§ **WRITTEN PROBLEM**
Retype the material that follows, keeping every word as it is.

§ **Stored data**

.....

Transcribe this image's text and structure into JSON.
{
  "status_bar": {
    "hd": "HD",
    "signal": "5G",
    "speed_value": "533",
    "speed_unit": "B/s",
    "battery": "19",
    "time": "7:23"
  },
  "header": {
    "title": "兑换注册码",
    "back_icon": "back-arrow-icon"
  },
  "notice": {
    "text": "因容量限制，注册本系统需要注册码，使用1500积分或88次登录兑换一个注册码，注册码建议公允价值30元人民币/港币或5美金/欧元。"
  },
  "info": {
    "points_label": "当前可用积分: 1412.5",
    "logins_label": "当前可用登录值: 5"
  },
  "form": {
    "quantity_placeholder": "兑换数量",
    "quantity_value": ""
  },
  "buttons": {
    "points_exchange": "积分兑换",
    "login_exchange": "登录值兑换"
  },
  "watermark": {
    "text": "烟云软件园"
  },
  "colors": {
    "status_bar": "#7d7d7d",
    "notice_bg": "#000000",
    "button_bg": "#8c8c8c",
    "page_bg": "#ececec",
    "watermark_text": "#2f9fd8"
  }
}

.....

§ **FULL ANSWER**
Transcribe this image's text and structure into JSON.
{
  "status_bar": {
    "hd": "HD",
    "signal": "5G",
    "speed_value": "533",
    "speed_unit": "B/s",
    "battery": "19",
    "time": "7:23"
  },
  "header": {
    "title": "兑换注册码",
    "back_icon": "back-arrow-icon"
  },
  "notice": {
    "text": "因容量限制，注册本系统需要注册码，使用1500积分或88次登录兑换一个注册码，注册码建议公允价值30元人民币/港币或5美金/欧元。"
  },
  "info": {
    "points_label": "当前可用积分: 1412.5",
    "logins_label": "当前可用登录值: 5"
  },
  "form": {
    "quantity_placeholder": "兑换数量",
    "quantity_value": ""
  },
  "buttons": {
    "points_exchange": "积分兑换",
    "login_exchange": "登录值兑换"
  },
  "watermark": {
    "text": "烟云软件园"
  },
  "colors": {
    "status_bar": "#7d7d7d",
    "notice_bg": "#000000",
    "button_bg": "#8c8c8c",
    "page_bg": "#ececec",
    "watermark_text": "#2f9fd8"
  }
}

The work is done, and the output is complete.